• [Your objective]
Provide an exact copy of the data, excluding the images.

# Task material start

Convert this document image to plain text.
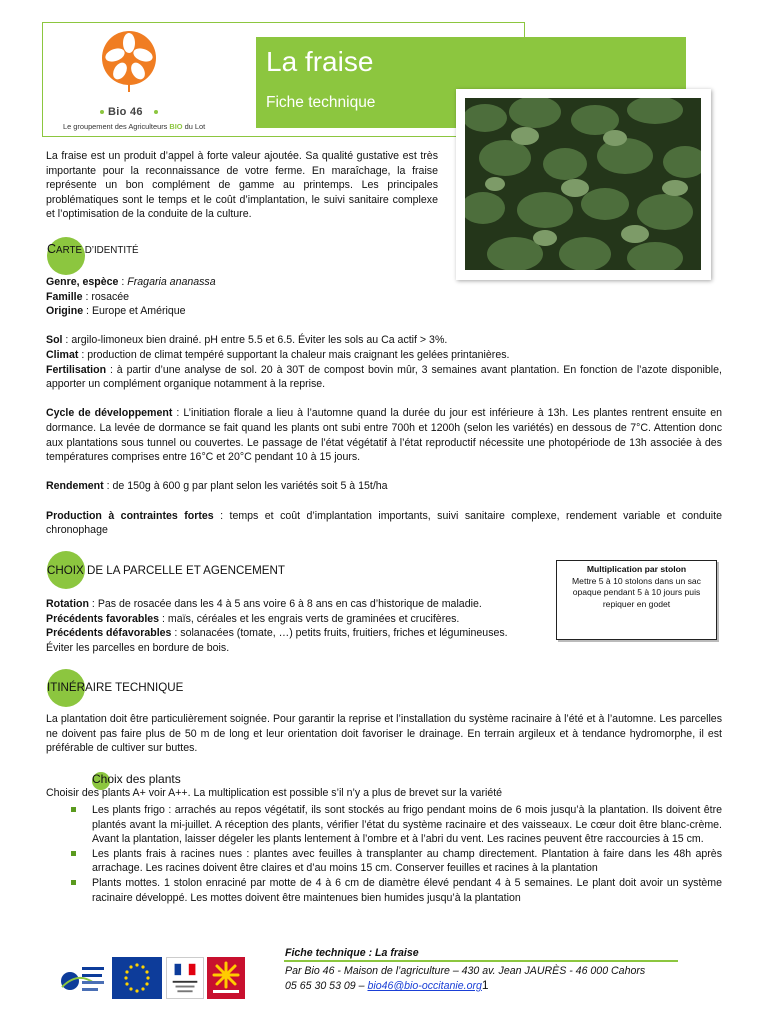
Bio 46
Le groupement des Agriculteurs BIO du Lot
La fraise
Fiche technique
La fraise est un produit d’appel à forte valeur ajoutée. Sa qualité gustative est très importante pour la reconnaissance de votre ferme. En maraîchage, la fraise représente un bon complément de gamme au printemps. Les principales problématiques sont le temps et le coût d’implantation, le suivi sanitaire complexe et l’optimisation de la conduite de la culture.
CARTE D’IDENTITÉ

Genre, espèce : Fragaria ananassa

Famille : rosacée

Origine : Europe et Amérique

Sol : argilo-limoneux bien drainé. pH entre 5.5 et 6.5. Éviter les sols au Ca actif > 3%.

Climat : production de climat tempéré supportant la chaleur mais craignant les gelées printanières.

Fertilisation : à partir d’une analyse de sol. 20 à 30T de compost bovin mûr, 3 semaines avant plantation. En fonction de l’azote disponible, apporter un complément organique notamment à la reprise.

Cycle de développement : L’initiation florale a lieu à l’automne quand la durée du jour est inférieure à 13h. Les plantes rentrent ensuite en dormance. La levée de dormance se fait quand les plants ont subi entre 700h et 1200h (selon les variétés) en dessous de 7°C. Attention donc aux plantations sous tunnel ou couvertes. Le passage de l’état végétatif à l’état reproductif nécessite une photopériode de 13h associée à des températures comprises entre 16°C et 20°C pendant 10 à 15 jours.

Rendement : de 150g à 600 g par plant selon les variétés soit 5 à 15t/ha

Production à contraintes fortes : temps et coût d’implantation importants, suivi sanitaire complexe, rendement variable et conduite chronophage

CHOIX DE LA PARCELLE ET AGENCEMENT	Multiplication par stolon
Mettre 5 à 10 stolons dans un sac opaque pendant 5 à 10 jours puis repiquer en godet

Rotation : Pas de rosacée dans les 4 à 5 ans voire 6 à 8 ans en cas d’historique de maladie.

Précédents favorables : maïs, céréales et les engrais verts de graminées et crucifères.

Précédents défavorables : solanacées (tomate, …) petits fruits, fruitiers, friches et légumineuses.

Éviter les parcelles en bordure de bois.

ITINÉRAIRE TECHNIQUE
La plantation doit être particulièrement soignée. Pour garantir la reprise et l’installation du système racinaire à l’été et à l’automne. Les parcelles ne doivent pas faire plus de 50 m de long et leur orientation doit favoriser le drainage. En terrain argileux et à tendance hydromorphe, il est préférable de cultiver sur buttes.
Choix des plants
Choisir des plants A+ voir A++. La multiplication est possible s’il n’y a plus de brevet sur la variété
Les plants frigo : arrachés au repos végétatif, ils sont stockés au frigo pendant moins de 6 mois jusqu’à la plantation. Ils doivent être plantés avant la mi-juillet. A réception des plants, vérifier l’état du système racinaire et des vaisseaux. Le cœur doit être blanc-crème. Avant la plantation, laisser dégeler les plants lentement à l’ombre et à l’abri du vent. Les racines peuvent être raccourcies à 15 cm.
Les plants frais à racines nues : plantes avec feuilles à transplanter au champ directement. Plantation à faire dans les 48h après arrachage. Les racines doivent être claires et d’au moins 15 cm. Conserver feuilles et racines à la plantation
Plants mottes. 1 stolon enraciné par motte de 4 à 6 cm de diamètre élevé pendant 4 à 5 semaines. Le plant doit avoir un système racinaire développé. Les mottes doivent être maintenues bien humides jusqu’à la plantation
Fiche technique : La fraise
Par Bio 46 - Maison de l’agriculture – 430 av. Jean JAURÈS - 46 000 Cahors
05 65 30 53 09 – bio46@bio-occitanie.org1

# Task material end

• [Written solution]
Convert this document image to plain text.
Bio 46
Le groupement des Agriculteurs BIO du Lot
La fraise
Fiche technique
La fraise est un produit d’appel à forte valeur ajoutée. Sa qualité gustative est très importante pour la reconnaissance de votre ferme. En maraîchage, la fraise représente un bon complément de gamme au printemps. Les principales problématiques sont le temps et le coût d’implantation, le suivi sanitaire complexe et l’optimisation de la conduite de la culture.
CARTE D’IDENTITÉ

Genre, espèce : Fragaria ananassa

Famille : rosacée

Origine : Europe et Amérique

Sol : argilo-limoneux bien drainé. pH entre 5.5 et 6.5. Éviter les sols au Ca actif > 3%.

Climat : production de climat tempéré supportant la chaleur mais craignant les gelées printanières.

Fertilisation : à partir d’une analyse de sol. 20 à 30T de compost bovin mûr, 3 semaines avant plantation. En fonction de l’azote disponible, apporter un complément organique notamment à la reprise.

Cycle de développement : L’initiation florale a lieu à l’automne quand la durée du jour est inférieure à 13h. Les plantes rentrent ensuite en dormance. La levée de dormance se fait quand les plants ont subi entre 700h et 1200h (selon les variétés) en dessous de 7°C. Attention donc aux plantations sous tunnel ou couvertes. Le passage de l’état végétatif à l’état reproductif nécessite une photopériode de 13h associée à des températures comprises entre 16°C et 20°C pendant 10 à 15 jours.

Rendement : de 150g à 600 g par plant selon les variétés soit 5 à 15t/ha

Production à contraintes fortes : temps et coût d’implantation importants, suivi sanitaire complexe, rendement variable et conduite chronophage

CHOIX DE LA PARCELLE ET AGENCEMENT	Multiplication par stolon
Mettre 5 à 10 stolons dans un sac opaque pendant 5 à 10 jours puis repiquer en godet

Rotation : Pas de rosacée dans les 4 à 5 ans voire 6 à 8 ans en cas d’historique de maladie.

Précédents favorables : maïs, céréales et les engrais verts de graminées et crucifères.

Précédents défavorables : solanacées (tomate, …) petits fruits, fruitiers, friches et légumineuses.

Éviter les parcelles en bordure de bois.

ITINÉRAIRE TECHNIQUE
La plantation doit être particulièrement soignée. Pour garantir la reprise et l’installation du système racinaire à l’été et à l’automne. Les parcelles ne doivent pas faire plus de 50 m de long et leur orientation doit favoriser le drainage. En terrain argileux et à tendance hydromorphe, il est préférable de cultiver sur buttes.
Choix des plants
Choisir des plants A+ voir A++. La multiplication est possible s’il n’y a plus de brevet sur la variété
Les plants frigo : arrachés au repos végétatif, ils sont stockés au frigo pendant moins de 6 mois jusqu’à la plantation. Ils doivent être plantés avant la mi-juillet. A réception des plants, vérifier l’état du système racinaire et des vaisseaux. Le cœur doit être blanc-crème. Avant la plantation, laisser dégeler les plants lentement à l’ombre et à l’abri du vent. Les racines peuvent être raccourcies à 15 cm.
Les plants frais à racines nues : plantes avec feuilles à transplanter au champ directement. Plantation à faire dans les 48h après arrachage. Les racines doivent être claires et d’au moins 15 cm. Conserver feuilles et racines à la plantation
Plants mottes. 1 stolon enraciné par motte de 4 à 6 cm de diamètre élevé pendant 4 à 5 semaines. Le plant doit avoir un système racinaire développé. Les mottes doivent être maintenues bien humides jusqu’à la plantation
Fiche technique : La fraise
Par Bio 46 - Maison de l’agriculture – 430 av. Jean JAURÈS - 46 000 Cahors
05 65 30 53 09 – bio46@bio-occitanie.org1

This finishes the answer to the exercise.